Document passage ->

════════════════════

I have last Friday picked up a dictionary of the Mahu dialect of Eastern Votic (Castreanianumin toimitteita 27, 1986), based on Lauri Kettunen’s collections from about a hundred years ago. [1]

This is not a particularly huge book, with only about 150 pages of lexical data, set in a relatively large monotype font, too. It probably won’t be of much use if one wished to e.g. translate Firefox into Votic. Its usability as tourist dictionary might be limited as well (even if we ignore the sad fact that Votic is hard moribund, with only some dozens of speakers left). But it seems like a good reference for a linguist wishing to make some contact with the language. Or: a handy unit of data for a linguist wishing to understand the lexical structure of languages.

The lexicons of natural languages are not random in their makeup. Phonemes have differing frequencies of occurrence in different positions of words; and different tendencies of combining with each other. And although one can certainly find linguists who will attempt to offer explanations in terms of elaborate synchronic phonological constraints and preferences, I find this a fundamentally flawed approach. [2] Much more often, any patterns evident in the lexicon are best understood as the fossilized results of historical processes: sound changes, loanword strata and evolving standards of sound-symbolic conventions. The study of a language’s lexicon even at a single point in time will likely turn up insights into its history.

════════════════════

Listing ->

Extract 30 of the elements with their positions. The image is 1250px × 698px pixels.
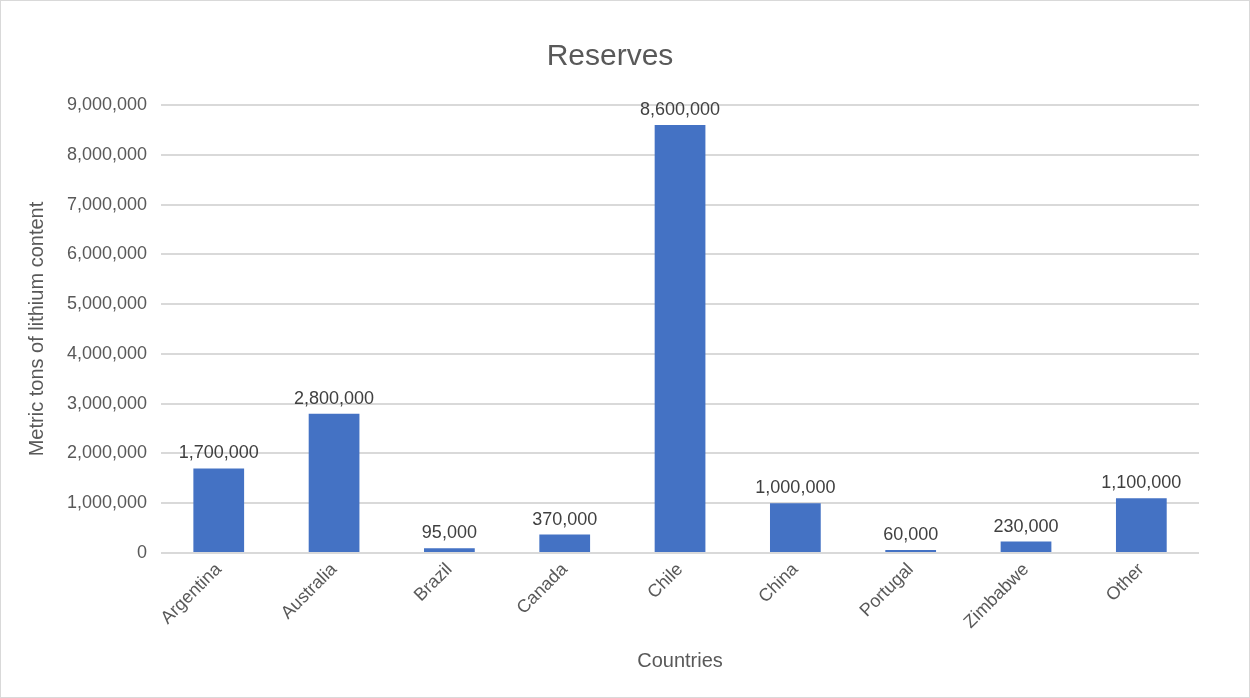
y-tick-label: 3,000,000 xyxy=(67,392,148,413)
bar xyxy=(654,124,706,553)
y-tick-label: 0 xyxy=(137,541,148,562)
y-tick-label: 4,000,000 xyxy=(67,342,148,363)
y-axis-title: Metric tons of lithium content xyxy=(24,201,47,457)
data-label: 60,000 xyxy=(883,524,939,544)
y-tick-label: 6,000,000 xyxy=(67,243,148,264)
data-label: 1,000,000 xyxy=(755,477,836,498)
y-tick-label: 2,000,000 xyxy=(67,442,148,463)
y-tick-label: 1,000,000 xyxy=(67,492,148,513)
bar xyxy=(539,534,591,553)
bar xyxy=(769,503,821,553)
data-label: 2,800,000 xyxy=(294,387,375,408)
bar xyxy=(424,548,475,553)
data-label: 1,100,000 xyxy=(1101,472,1182,493)
bar xyxy=(308,413,360,553)
y-tick-label: 5,000,000 xyxy=(67,293,148,314)
y-tick-label: 8,000,000 xyxy=(67,143,148,164)
data-label: 370,000 xyxy=(532,508,598,529)
data-label: 95,000 xyxy=(421,522,477,543)
data-label: 1,700,000 xyxy=(178,442,259,463)
bar xyxy=(193,468,245,553)
x-axis-title: Countries xyxy=(637,648,723,671)
chart-title: Reserves xyxy=(546,38,674,72)
data-label: 230,000 xyxy=(993,515,1059,536)
y-tick-label: 9,000,000 xyxy=(67,93,148,114)
data-label: 8,600,000 xyxy=(640,98,721,119)
bar xyxy=(1000,541,1052,553)
bar xyxy=(1115,498,1167,553)
y-tick-label: 7,000,000 xyxy=(67,193,148,214)
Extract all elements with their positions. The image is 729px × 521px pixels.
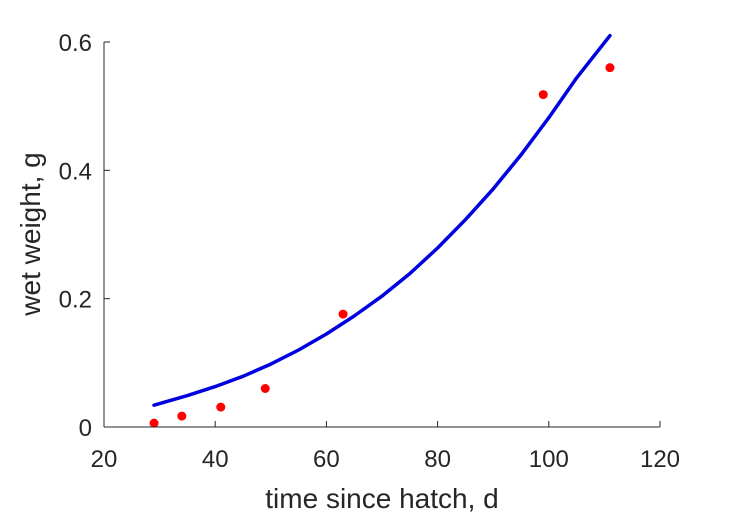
y-tick-label: 0 <box>79 415 92 442</box>
x-ticks: 20 40 60 80 100 120 <box>91 421 680 473</box>
data-point <box>260 384 270 393</box>
x-tick-label: 60 <box>313 446 340 473</box>
fit-curve-line <box>152 33 612 407</box>
data-point <box>538 90 548 100</box>
x-tick-label: 20 <box>91 446 118 473</box>
x-tick-label: 80 <box>424 446 451 473</box>
data-point <box>177 411 187 421</box>
data-point <box>149 418 159 428</box>
x-axis-label: time since hatch, d <box>265 483 498 514</box>
data-point <box>338 309 348 319</box>
data-point <box>216 402 226 412</box>
axes <box>103 42 660 428</box>
y-tick-label: 0.2 <box>59 287 92 314</box>
x-tick-label: 40 <box>202 446 229 473</box>
y-tick-label: 0.4 <box>59 158 92 185</box>
x-tick-label: 100 <box>529 446 569 473</box>
y-ticks: 0 0.2 0.4 0.6 <box>59 30 110 442</box>
plot-area <box>149 33 615 428</box>
y-tick-label: 0.6 <box>59 30 92 57</box>
data-point <box>605 63 615 73</box>
x-tick-label: 120 <box>640 446 680 473</box>
y-axis-label: wet weight, g <box>15 152 46 316</box>
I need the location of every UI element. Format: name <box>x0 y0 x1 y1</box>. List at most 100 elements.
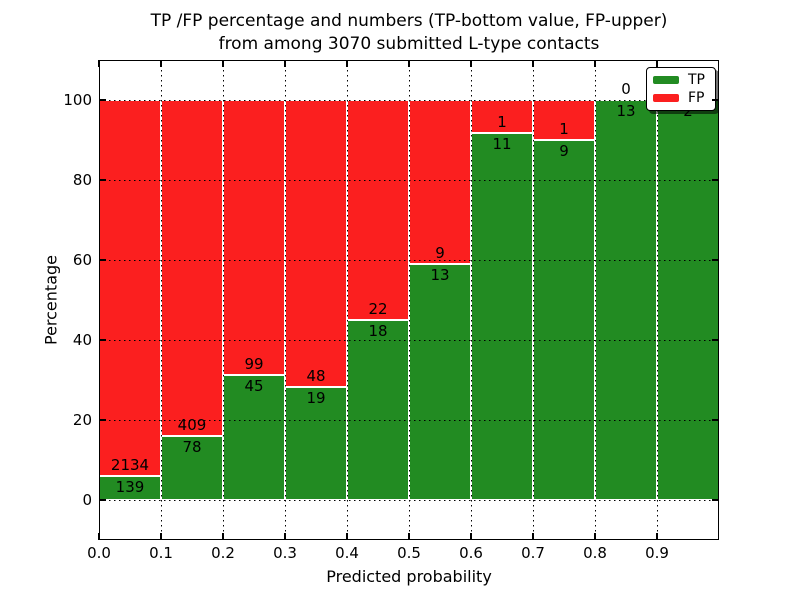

════════════════════

Exercise directions -> Continue the passage about the Mahu Votic dictionary, picking up after its final sentence.

Answer for this exercise ->
For this type of analysis, this Votic dictionary actually seems like a rather good sample size. The lexicon of any major literary language would be both overwhelming in size (possibly thousands of pages); as well as swamped with recent cultural loanwords (if you happen to find a word shaped approx. like /banana/ or /platinum/ in a given language, this will not tell you much about its prehistory). Neither of these problems is apparent here, and it’s possible to focus on the big picture without getting stuck on data wrangling. On the other end, a simpler list yet of say 100 words, whether artificially truncated or recorded in passing in 1820 from some now-extinct language, would not allow for many statistically significant conclusions at all.


A simple starter example: the Finnic languages have, originally, not contrasted voicing in obstruents (as was the case already in Proto-Uralic). This situation still remains in place in Estonian, Northern Karelian, and dialects of Finnish. Votic, however, sits on the side of the siblings to have fully embraced voicing, and contrasts voiced and voiceless versions of all obstruent consonants: /p t tš k f s š/ ≠ /b d dž g v z ž/. Suppose we were to hand a copy of this dictionary to a linguist who’s never worked with Finnic before. Will they be able to uncover this older constraint?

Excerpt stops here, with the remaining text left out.